SET EXERCISE: Track down the lines that contain "this" and copy them.

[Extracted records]

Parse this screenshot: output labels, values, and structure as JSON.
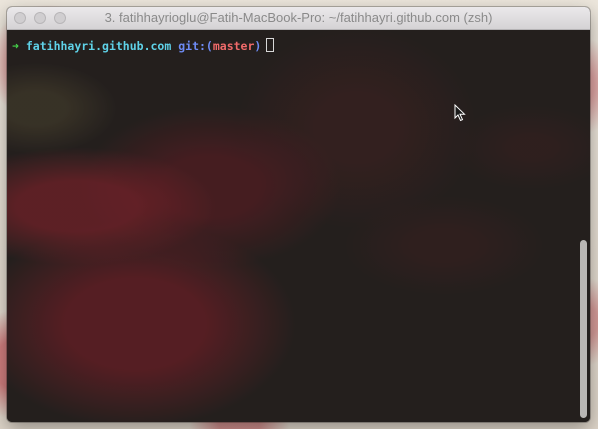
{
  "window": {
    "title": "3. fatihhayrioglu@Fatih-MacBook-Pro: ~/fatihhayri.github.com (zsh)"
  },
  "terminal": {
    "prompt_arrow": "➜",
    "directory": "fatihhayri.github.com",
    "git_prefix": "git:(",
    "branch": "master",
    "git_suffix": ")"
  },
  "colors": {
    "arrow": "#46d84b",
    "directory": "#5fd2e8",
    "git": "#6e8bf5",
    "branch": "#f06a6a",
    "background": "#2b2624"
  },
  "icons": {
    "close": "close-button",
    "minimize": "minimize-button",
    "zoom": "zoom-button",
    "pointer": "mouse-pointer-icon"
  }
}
...
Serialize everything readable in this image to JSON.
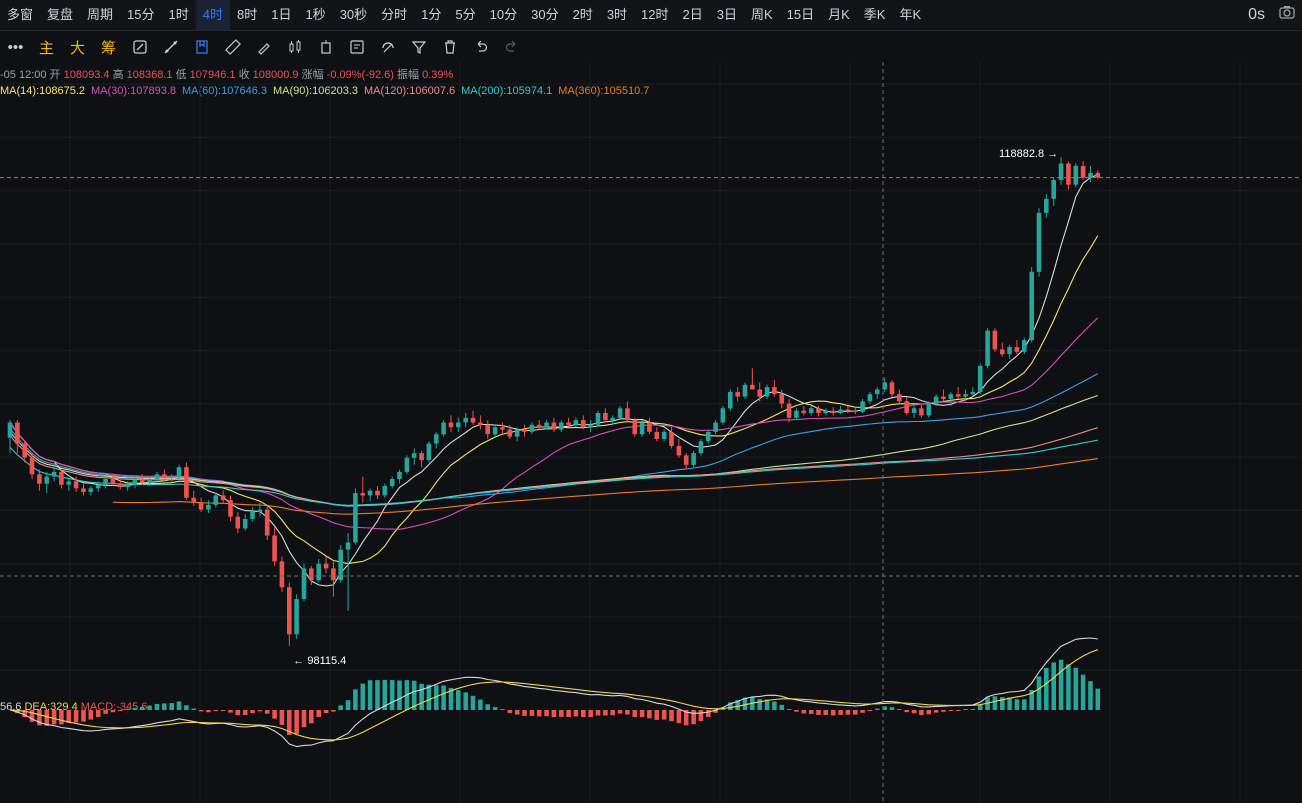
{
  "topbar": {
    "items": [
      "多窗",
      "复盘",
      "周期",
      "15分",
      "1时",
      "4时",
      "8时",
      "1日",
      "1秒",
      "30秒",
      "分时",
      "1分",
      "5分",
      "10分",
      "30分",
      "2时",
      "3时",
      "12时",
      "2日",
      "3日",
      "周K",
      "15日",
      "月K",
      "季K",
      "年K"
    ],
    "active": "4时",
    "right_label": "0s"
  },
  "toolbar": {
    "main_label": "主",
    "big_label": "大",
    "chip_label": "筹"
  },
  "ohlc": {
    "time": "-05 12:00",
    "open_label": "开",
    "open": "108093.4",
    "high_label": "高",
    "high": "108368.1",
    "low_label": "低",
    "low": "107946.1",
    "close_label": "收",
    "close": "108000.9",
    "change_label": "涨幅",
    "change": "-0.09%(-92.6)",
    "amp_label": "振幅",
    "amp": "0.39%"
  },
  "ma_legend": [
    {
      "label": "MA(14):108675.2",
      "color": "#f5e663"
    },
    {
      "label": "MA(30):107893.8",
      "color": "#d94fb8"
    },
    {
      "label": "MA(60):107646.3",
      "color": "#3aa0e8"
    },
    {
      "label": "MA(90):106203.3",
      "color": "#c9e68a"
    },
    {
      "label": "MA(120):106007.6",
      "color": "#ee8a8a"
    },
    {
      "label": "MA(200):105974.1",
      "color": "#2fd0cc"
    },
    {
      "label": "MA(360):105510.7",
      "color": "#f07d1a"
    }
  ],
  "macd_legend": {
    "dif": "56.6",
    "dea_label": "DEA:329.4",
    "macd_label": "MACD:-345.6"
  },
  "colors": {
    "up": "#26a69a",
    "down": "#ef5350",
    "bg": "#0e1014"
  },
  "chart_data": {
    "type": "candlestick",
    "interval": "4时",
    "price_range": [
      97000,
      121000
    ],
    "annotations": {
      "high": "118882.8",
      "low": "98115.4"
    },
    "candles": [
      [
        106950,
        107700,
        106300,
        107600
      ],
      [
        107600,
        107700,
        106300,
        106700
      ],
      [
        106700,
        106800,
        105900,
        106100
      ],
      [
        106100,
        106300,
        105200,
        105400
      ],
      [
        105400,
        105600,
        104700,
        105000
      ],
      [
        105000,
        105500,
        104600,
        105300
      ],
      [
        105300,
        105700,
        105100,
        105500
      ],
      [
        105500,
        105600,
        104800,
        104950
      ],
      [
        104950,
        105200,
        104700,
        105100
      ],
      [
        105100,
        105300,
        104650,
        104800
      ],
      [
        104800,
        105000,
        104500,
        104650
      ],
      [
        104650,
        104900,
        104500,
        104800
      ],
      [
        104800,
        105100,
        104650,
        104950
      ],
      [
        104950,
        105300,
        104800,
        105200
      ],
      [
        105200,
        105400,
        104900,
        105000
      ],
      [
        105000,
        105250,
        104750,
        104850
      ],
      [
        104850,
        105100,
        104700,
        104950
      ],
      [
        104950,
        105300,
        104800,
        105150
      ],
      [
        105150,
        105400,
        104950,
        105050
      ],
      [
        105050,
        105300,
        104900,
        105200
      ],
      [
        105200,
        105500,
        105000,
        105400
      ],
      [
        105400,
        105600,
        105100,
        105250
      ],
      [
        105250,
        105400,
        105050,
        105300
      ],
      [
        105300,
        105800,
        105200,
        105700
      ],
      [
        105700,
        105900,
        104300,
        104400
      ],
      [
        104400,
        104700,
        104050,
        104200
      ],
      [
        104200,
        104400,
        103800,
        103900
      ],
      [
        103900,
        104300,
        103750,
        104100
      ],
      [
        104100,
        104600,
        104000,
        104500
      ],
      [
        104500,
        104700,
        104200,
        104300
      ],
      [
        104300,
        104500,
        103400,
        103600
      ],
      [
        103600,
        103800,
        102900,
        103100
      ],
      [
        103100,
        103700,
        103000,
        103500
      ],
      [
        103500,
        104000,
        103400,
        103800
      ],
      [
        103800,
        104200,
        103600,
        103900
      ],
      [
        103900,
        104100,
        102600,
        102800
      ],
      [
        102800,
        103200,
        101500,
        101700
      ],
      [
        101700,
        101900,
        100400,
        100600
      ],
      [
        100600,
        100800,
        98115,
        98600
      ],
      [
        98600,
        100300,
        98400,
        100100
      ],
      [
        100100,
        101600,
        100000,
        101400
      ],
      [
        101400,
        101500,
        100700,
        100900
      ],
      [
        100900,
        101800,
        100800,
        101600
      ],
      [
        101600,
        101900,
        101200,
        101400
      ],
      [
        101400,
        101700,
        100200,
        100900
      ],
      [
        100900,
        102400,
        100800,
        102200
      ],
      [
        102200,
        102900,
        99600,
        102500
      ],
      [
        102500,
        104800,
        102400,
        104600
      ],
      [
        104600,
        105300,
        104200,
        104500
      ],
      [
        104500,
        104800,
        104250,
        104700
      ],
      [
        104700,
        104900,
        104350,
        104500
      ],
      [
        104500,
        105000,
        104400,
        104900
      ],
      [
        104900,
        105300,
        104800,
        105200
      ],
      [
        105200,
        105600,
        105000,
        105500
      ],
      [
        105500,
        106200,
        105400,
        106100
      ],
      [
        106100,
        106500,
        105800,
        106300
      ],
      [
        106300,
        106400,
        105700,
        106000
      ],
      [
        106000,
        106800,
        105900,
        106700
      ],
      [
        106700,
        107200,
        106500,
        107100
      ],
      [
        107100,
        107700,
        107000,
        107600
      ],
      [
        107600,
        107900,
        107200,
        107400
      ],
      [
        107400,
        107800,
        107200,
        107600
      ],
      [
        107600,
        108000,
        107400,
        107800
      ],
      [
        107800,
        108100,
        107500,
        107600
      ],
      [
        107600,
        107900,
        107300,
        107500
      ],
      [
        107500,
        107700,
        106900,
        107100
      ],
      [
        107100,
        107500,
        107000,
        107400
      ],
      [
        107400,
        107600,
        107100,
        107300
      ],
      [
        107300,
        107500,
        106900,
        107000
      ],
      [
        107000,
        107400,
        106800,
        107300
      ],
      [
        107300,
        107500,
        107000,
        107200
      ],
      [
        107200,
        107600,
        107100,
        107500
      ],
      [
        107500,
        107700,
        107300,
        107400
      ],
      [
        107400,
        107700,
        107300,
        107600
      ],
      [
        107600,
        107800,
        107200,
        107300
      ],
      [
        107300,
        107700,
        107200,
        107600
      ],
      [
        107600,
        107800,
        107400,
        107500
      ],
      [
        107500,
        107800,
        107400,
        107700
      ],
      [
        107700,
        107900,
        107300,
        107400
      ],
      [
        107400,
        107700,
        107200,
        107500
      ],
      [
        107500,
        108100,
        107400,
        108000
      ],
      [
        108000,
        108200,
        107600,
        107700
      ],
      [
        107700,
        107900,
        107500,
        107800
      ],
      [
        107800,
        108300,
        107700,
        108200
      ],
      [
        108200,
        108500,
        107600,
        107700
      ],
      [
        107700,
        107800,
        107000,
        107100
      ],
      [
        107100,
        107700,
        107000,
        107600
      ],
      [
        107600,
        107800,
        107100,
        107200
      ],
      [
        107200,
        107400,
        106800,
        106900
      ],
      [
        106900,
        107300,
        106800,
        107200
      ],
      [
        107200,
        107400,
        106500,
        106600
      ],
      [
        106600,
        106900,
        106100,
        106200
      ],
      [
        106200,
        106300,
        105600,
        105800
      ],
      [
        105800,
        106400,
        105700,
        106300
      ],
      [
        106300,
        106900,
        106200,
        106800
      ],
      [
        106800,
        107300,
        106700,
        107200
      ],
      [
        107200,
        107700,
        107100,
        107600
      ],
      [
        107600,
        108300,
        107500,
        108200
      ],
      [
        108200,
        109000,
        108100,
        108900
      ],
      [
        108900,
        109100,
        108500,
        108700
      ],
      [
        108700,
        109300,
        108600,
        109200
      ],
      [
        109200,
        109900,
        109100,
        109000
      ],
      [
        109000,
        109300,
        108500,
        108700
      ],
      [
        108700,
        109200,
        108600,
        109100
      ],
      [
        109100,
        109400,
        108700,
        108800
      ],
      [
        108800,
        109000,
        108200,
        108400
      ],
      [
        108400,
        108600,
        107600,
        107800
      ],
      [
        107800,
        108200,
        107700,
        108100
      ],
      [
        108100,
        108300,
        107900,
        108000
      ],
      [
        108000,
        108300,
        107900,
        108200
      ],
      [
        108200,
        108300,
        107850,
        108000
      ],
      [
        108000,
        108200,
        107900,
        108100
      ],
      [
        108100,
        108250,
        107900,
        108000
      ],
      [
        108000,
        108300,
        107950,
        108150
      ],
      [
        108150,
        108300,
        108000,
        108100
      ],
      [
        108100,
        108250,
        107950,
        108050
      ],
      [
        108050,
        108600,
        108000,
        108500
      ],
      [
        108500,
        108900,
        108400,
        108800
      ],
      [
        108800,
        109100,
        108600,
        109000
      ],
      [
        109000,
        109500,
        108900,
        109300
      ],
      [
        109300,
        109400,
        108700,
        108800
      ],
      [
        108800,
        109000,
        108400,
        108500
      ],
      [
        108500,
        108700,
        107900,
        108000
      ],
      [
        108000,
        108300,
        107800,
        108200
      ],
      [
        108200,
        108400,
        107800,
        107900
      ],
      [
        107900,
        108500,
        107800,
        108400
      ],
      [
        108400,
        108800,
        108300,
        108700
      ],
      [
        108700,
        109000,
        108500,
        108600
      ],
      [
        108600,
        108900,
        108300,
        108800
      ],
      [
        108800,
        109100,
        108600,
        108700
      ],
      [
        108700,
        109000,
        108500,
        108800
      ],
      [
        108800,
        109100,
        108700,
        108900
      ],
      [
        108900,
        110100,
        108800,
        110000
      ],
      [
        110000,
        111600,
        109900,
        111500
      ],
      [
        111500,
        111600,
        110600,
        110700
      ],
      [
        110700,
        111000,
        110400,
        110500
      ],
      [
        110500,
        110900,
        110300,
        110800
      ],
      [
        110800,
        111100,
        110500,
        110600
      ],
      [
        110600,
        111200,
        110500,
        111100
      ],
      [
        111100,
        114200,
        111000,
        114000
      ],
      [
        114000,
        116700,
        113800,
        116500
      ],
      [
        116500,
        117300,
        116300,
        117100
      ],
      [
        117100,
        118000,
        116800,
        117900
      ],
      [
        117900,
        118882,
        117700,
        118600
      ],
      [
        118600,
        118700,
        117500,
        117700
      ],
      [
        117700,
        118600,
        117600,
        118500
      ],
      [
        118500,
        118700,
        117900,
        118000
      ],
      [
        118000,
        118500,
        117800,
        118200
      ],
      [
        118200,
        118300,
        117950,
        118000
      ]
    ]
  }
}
---
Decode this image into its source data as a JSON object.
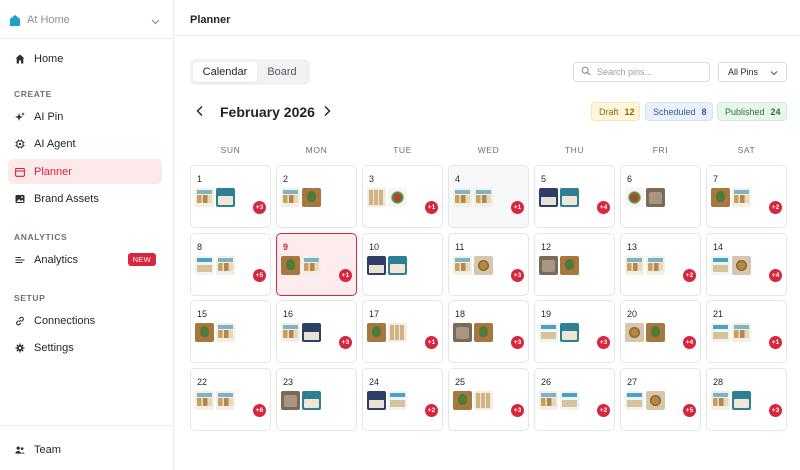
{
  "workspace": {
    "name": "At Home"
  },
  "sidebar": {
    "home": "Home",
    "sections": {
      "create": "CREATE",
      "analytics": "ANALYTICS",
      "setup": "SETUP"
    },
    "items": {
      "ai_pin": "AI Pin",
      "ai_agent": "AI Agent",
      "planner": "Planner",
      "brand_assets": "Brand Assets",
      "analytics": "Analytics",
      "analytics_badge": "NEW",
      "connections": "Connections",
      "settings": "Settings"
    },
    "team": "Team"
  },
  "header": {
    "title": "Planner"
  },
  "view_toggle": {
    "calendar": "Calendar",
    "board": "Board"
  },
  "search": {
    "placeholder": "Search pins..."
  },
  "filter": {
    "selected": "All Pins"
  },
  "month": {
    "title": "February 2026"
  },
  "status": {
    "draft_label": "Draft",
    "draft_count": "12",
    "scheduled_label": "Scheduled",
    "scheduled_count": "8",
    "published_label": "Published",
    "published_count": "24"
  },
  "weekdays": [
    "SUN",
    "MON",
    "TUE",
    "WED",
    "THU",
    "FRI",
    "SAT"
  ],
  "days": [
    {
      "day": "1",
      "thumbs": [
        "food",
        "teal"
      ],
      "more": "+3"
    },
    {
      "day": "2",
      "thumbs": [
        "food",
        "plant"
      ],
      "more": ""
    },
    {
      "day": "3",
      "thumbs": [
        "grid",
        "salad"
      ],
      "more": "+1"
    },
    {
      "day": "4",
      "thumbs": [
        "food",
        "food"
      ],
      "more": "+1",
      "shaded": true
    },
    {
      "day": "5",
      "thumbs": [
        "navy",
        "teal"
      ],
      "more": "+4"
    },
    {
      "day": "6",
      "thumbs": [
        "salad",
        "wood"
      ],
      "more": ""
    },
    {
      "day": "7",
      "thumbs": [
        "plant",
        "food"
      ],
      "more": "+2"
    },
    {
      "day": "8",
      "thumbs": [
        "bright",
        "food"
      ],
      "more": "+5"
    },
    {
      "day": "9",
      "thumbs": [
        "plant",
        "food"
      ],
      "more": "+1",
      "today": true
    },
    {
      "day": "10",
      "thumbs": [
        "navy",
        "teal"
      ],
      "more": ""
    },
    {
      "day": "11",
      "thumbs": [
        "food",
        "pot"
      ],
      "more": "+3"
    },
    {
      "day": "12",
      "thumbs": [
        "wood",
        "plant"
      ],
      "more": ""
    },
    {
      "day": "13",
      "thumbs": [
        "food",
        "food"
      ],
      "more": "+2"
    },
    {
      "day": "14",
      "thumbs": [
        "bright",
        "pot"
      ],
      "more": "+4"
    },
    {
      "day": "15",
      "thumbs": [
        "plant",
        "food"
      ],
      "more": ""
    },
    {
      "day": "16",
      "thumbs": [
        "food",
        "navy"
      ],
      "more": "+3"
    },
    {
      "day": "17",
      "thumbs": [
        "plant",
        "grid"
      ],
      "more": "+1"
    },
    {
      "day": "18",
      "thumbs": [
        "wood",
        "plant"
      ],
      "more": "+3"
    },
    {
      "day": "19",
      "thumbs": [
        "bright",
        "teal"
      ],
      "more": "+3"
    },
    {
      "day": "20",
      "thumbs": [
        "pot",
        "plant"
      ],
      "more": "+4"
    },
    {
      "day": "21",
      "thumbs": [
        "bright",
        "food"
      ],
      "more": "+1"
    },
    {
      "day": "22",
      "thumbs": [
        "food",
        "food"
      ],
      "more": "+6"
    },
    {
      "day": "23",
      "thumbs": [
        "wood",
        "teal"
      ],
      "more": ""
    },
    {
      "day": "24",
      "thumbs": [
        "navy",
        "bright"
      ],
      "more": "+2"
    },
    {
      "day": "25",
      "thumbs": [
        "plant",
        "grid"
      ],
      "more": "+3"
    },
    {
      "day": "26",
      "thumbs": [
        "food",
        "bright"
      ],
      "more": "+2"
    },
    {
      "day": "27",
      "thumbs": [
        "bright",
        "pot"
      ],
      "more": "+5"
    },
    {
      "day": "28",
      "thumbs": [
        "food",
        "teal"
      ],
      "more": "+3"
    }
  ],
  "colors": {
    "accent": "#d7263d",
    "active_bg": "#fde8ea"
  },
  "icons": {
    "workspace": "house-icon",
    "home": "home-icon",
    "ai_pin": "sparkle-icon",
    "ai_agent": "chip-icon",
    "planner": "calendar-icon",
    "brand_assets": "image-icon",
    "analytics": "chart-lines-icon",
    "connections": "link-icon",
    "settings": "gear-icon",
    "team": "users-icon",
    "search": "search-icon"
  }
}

COMPLETE ANSWER:
Parse this screenshot: output labels, values, and structure as JSON.
Serialize everything readable in this image to JSON.
Decode this image into its source data as a JSON object.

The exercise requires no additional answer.